-- START Exercise materials --

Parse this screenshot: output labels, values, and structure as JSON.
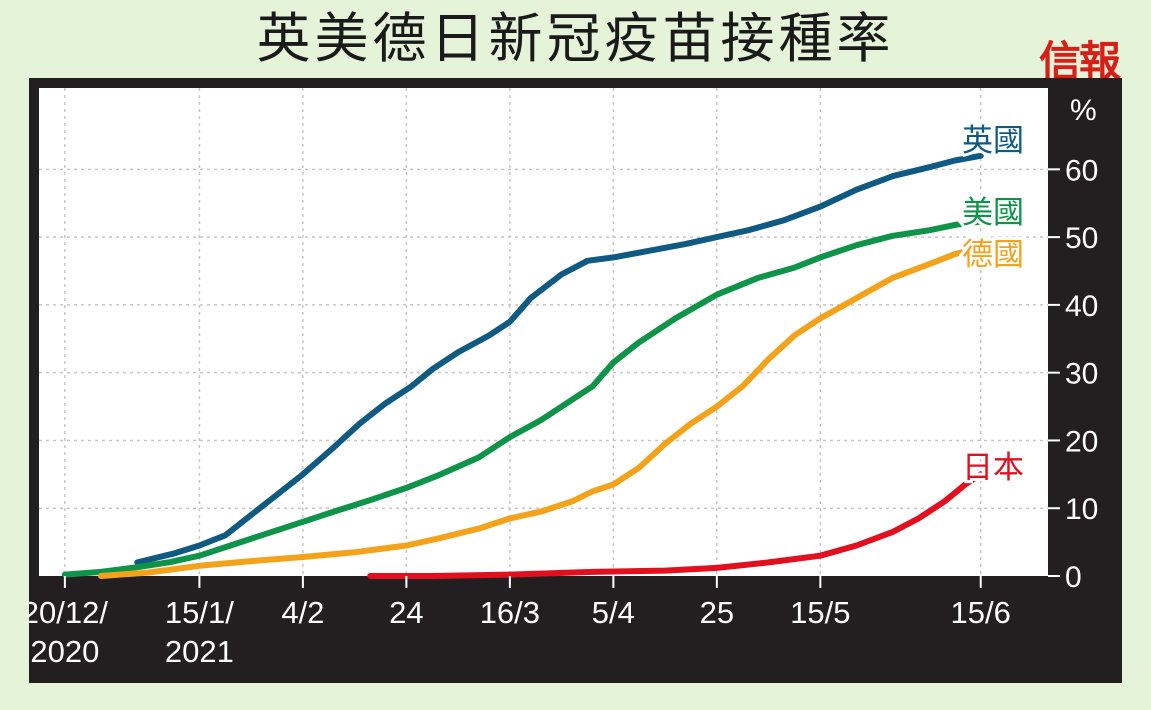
{
  "title": "英美德日新冠疫苗接種率",
  "brand": "信報",
  "colors": {
    "background": "#e5f3d9",
    "panel": "#231f20",
    "plot": "#ffffff",
    "grid": "#c8c8c8",
    "uk": "#0e5a83",
    "us": "#0e9448",
    "germany": "#f5a21b",
    "japan": "#e2101f"
  },
  "chart_data": {
    "type": "line",
    "title": "英美德日新冠疫苗接種率",
    "xlabel": "",
    "ylabel": "%",
    "x_tick_labels": [
      {
        "x": "2020-12-20",
        "lines": [
          "20/12/",
          "2020"
        ]
      },
      {
        "x": "2021-01-15",
        "lines": [
          "15/1/",
          "2021"
        ]
      },
      {
        "x": "2021-02-04",
        "lines": [
          "4/2"
        ]
      },
      {
        "x": "2021-02-24",
        "lines": [
          "24"
        ]
      },
      {
        "x": "2021-03-16",
        "lines": [
          "16/3"
        ]
      },
      {
        "x": "2021-04-05",
        "lines": [
          "5/4"
        ]
      },
      {
        "x": "2021-04-25",
        "lines": [
          "25"
        ]
      },
      {
        "x": "2021-05-15",
        "lines": [
          "15/5"
        ]
      },
      {
        "x": "2021-06-15",
        "lines": [
          "15/6"
        ]
      }
    ],
    "y_ticks": [
      0,
      10,
      20,
      30,
      40,
      50,
      60
    ],
    "y_unit": "%",
    "xlim": [
      "2020-12-15",
      "2021-06-28"
    ],
    "ylim": [
      0,
      72
    ],
    "grid": true,
    "legend_placement": "line end labels (right)",
    "series": [
      {
        "name": "英國",
        "color_key": "uk",
        "points": [
          [
            "2021-01-03",
            2
          ],
          [
            "2021-01-10",
            3.3
          ],
          [
            "2021-01-15",
            4.5
          ],
          [
            "2021-01-20",
            6
          ],
          [
            "2021-01-25",
            9
          ],
          [
            "2021-01-30",
            12
          ],
          [
            "2021-02-04",
            15
          ],
          [
            "2021-02-10",
            19
          ],
          [
            "2021-02-15",
            22.5
          ],
          [
            "2021-02-20",
            25.5
          ],
          [
            "2021-02-25",
            28
          ],
          [
            "2021-03-01",
            30.5
          ],
          [
            "2021-03-06",
            33
          ],
          [
            "2021-03-12",
            35.5
          ],
          [
            "2021-03-16",
            37.5
          ],
          [
            "2021-03-20",
            41
          ],
          [
            "2021-03-26",
            44.5
          ],
          [
            "2021-03-31",
            46.5
          ],
          [
            "2021-04-05",
            47
          ],
          [
            "2021-04-12",
            48
          ],
          [
            "2021-04-19",
            49
          ],
          [
            "2021-04-25",
            50
          ],
          [
            "2021-05-01",
            51
          ],
          [
            "2021-05-08",
            52.5
          ],
          [
            "2021-05-15",
            54.5
          ],
          [
            "2021-05-22",
            57
          ],
          [
            "2021-05-29",
            59
          ],
          [
            "2021-06-05",
            60.3
          ],
          [
            "2021-06-10",
            61.3
          ],
          [
            "2021-06-15",
            62
          ]
        ]
      },
      {
        "name": "美國",
        "color_key": "us",
        "points": [
          [
            "2020-12-20",
            0.2
          ],
          [
            "2020-12-27",
            0.6
          ],
          [
            "2021-01-03",
            1.3
          ],
          [
            "2021-01-09",
            2
          ],
          [
            "2021-01-15",
            3
          ],
          [
            "2021-01-21",
            4.5
          ],
          [
            "2021-01-27",
            6
          ],
          [
            "2021-02-04",
            8
          ],
          [
            "2021-02-10",
            9.5
          ],
          [
            "2021-02-17",
            11.2
          ],
          [
            "2021-02-24",
            13
          ],
          [
            "2021-03-02",
            14.8
          ],
          [
            "2021-03-10",
            17.5
          ],
          [
            "2021-03-16",
            20.5
          ],
          [
            "2021-03-22",
            23
          ],
          [
            "2021-03-28",
            26
          ],
          [
            "2021-04-01",
            28
          ],
          [
            "2021-04-05",
            31.5
          ],
          [
            "2021-04-10",
            34.5
          ],
          [
            "2021-04-17",
            38
          ],
          [
            "2021-04-25",
            41.5
          ],
          [
            "2021-05-03",
            44
          ],
          [
            "2021-05-10",
            45.5
          ],
          [
            "2021-05-15",
            47
          ],
          [
            "2021-05-22",
            48.8
          ],
          [
            "2021-05-29",
            50.2
          ],
          [
            "2021-06-05",
            51
          ],
          [
            "2021-06-10",
            51.8
          ],
          [
            "2021-06-15",
            52.3
          ]
        ]
      },
      {
        "name": "德國",
        "color_key": "germany",
        "points": [
          [
            "2020-12-27",
            0
          ],
          [
            "2021-01-05",
            0.5
          ],
          [
            "2021-01-15",
            1.5
          ],
          [
            "2021-01-25",
            2.2
          ],
          [
            "2021-02-04",
            2.8
          ],
          [
            "2021-02-14",
            3.5
          ],
          [
            "2021-02-24",
            4.5
          ],
          [
            "2021-03-02",
            5.5
          ],
          [
            "2021-03-10",
            7
          ],
          [
            "2021-03-16",
            8.5
          ],
          [
            "2021-03-22",
            9.5
          ],
          [
            "2021-03-28",
            11
          ],
          [
            "2021-04-01",
            12.5
          ],
          [
            "2021-04-05",
            13.5
          ],
          [
            "2021-04-10",
            16
          ],
          [
            "2021-04-15",
            19.5
          ],
          [
            "2021-04-20",
            22.5
          ],
          [
            "2021-04-25",
            25
          ],
          [
            "2021-04-30",
            28
          ],
          [
            "2021-05-05",
            32
          ],
          [
            "2021-05-10",
            35.5
          ],
          [
            "2021-05-15",
            38
          ],
          [
            "2021-05-22",
            41
          ],
          [
            "2021-05-29",
            44
          ],
          [
            "2021-06-05",
            46
          ],
          [
            "2021-06-10",
            47.5
          ],
          [
            "2021-06-15",
            48.5
          ]
        ]
      },
      {
        "name": "日本",
        "color_key": "japan",
        "points": [
          [
            "2021-02-17",
            0
          ],
          [
            "2021-03-01",
            0
          ],
          [
            "2021-03-16",
            0.2
          ],
          [
            "2021-04-01",
            0.6
          ],
          [
            "2021-04-15",
            0.8
          ],
          [
            "2021-04-25",
            1.2
          ],
          [
            "2021-05-05",
            2
          ],
          [
            "2021-05-15",
            3
          ],
          [
            "2021-05-22",
            4.5
          ],
          [
            "2021-05-29",
            6.5
          ],
          [
            "2021-06-03",
            8.5
          ],
          [
            "2021-06-08",
            11
          ],
          [
            "2021-06-12",
            13.5
          ],
          [
            "2021-06-15",
            15
          ]
        ]
      }
    ]
  }
}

-- END Exercise materials --

> _Job_:
Set down every entry word for word, but omit the pictures.

> _The solution_:
Parse this screenshot: output labels, values, and structure as JSON.
{
  "title": "英美德日新冠疫苗接種率",
  "brand": "信報",
  "colors": {
    "background": "#e5f3d9",
    "panel": "#231f20",
    "plot": "#ffffff",
    "grid": "#c8c8c8",
    "uk": "#0e5a83",
    "us": "#0e9448",
    "germany": "#f5a21b",
    "japan": "#e2101f"
  },
  "chart_data": {
    "type": "line",
    "title": "英美德日新冠疫苗接種率",
    "xlabel": "",
    "ylabel": "%",
    "x_tick_labels": [
      {
        "x": "2020-12-20",
        "lines": [
          "20/12/",
          "2020"
        ]
      },
      {
        "x": "2021-01-15",
        "lines": [
          "15/1/",
          "2021"
        ]
      },
      {
        "x": "2021-02-04",
        "lines": [
          "4/2"
        ]
      },
      {
        "x": "2021-02-24",
        "lines": [
          "24"
        ]
      },
      {
        "x": "2021-03-16",
        "lines": [
          "16/3"
        ]
      },
      {
        "x": "2021-04-05",
        "lines": [
          "5/4"
        ]
      },
      {
        "x": "2021-04-25",
        "lines": [
          "25"
        ]
      },
      {
        "x": "2021-05-15",
        "lines": [
          "15/5"
        ]
      },
      {
        "x": "2021-06-15",
        "lines": [
          "15/6"
        ]
      }
    ],
    "y_ticks": [
      0,
      10,
      20,
      30,
      40,
      50,
      60
    ],
    "y_unit": "%",
    "xlim": [
      "2020-12-15",
      "2021-06-28"
    ],
    "ylim": [
      0,
      72
    ],
    "grid": true,
    "legend_placement": "line end labels (right)",
    "series": [
      {
        "name": "英國",
        "color_key": "uk",
        "points": [
          [
            "2021-01-03",
            2
          ],
          [
            "2021-01-10",
            3.3
          ],
          [
            "2021-01-15",
            4.5
          ],
          [
            "2021-01-20",
            6
          ],
          [
            "2021-01-25",
            9
          ],
          [
            "2021-01-30",
            12
          ],
          [
            "2021-02-04",
            15
          ],
          [
            "2021-02-10",
            19
          ],
          [
            "2021-02-15",
            22.5
          ],
          [
            "2021-02-20",
            25.5
          ],
          [
            "2021-02-25",
            28
          ],
          [
            "2021-03-01",
            30.5
          ],
          [
            "2021-03-06",
            33
          ],
          [
            "2021-03-12",
            35.5
          ],
          [
            "2021-03-16",
            37.5
          ],
          [
            "2021-03-20",
            41
          ],
          [
            "2021-03-26",
            44.5
          ],
          [
            "2021-03-31",
            46.5
          ],
          [
            "2021-04-05",
            47
          ],
          [
            "2021-04-12",
            48
          ],
          [
            "2021-04-19",
            49
          ],
          [
            "2021-04-25",
            50
          ],
          [
            "2021-05-01",
            51
          ],
          [
            "2021-05-08",
            52.5
          ],
          [
            "2021-05-15",
            54.5
          ],
          [
            "2021-05-22",
            57
          ],
          [
            "2021-05-29",
            59
          ],
          [
            "2021-06-05",
            60.3
          ],
          [
            "2021-06-10",
            61.3
          ],
          [
            "2021-06-15",
            62
          ]
        ]
      },
      {
        "name": "美國",
        "color_key": "us",
        "points": [
          [
            "2020-12-20",
            0.2
          ],
          [
            "2020-12-27",
            0.6
          ],
          [
            "2021-01-03",
            1.3
          ],
          [
            "2021-01-09",
            2
          ],
          [
            "2021-01-15",
            3
          ],
          [
            "2021-01-21",
            4.5
          ],
          [
            "2021-01-27",
            6
          ],
          [
            "2021-02-04",
            8
          ],
          [
            "2021-02-10",
            9.5
          ],
          [
            "2021-02-17",
            11.2
          ],
          [
            "2021-02-24",
            13
          ],
          [
            "2021-03-02",
            14.8
          ],
          [
            "2021-03-10",
            17.5
          ],
          [
            "2021-03-16",
            20.5
          ],
          [
            "2021-03-22",
            23
          ],
          [
            "2021-03-28",
            26
          ],
          [
            "2021-04-01",
            28
          ],
          [
            "2021-04-05",
            31.5
          ],
          [
            "2021-04-10",
            34.5
          ],
          [
            "2021-04-17",
            38
          ],
          [
            "2021-04-25",
            41.5
          ],
          [
            "2021-05-03",
            44
          ],
          [
            "2021-05-10",
            45.5
          ],
          [
            "2021-05-15",
            47
          ],
          [
            "2021-05-22",
            48.8
          ],
          [
            "2021-05-29",
            50.2
          ],
          [
            "2021-06-05",
            51
          ],
          [
            "2021-06-10",
            51.8
          ],
          [
            "2021-06-15",
            52.3
          ]
        ]
      },
      {
        "name": "德國",
        "color_key": "germany",
        "points": [
          [
            "2020-12-27",
            0
          ],
          [
            "2021-01-05",
            0.5
          ],
          [
            "2021-01-15",
            1.5
          ],
          [
            "2021-01-25",
            2.2
          ],
          [
            "2021-02-04",
            2.8
          ],
          [
            "2021-02-14",
            3.5
          ],
          [
            "2021-02-24",
            4.5
          ],
          [
            "2021-03-02",
            5.5
          ],
          [
            "2021-03-10",
            7
          ],
          [
            "2021-03-16",
            8.5
          ],
          [
            "2021-03-22",
            9.5
          ],
          [
            "2021-03-28",
            11
          ],
          [
            "2021-04-01",
            12.5
          ],
          [
            "2021-04-05",
            13.5
          ],
          [
            "2021-04-10",
            16
          ],
          [
            "2021-04-15",
            19.5
          ],
          [
            "2021-04-20",
            22.5
          ],
          [
            "2021-04-25",
            25
          ],
          [
            "2021-04-30",
            28
          ],
          [
            "2021-05-05",
            32
          ],
          [
            "2021-05-10",
            35.5
          ],
          [
            "2021-05-15",
            38
          ],
          [
            "2021-05-22",
            41
          ],
          [
            "2021-05-29",
            44
          ],
          [
            "2021-06-05",
            46
          ],
          [
            "2021-06-10",
            47.5
          ],
          [
            "2021-06-15",
            48.5
          ]
        ]
      },
      {
        "name": "日本",
        "color_key": "japan",
        "points": [
          [
            "2021-02-17",
            0
          ],
          [
            "2021-03-01",
            0
          ],
          [
            "2021-03-16",
            0.2
          ],
          [
            "2021-04-01",
            0.6
          ],
          [
            "2021-04-15",
            0.8
          ],
          [
            "2021-04-25",
            1.2
          ],
          [
            "2021-05-05",
            2
          ],
          [
            "2021-05-15",
            3
          ],
          [
            "2021-05-22",
            4.5
          ],
          [
            "2021-05-29",
            6.5
          ],
          [
            "2021-06-03",
            8.5
          ],
          [
            "2021-06-08",
            11
          ],
          [
            "2021-06-12",
            13.5
          ],
          [
            "2021-06-15",
            15
          ]
        ]
      }
    ]
  }
}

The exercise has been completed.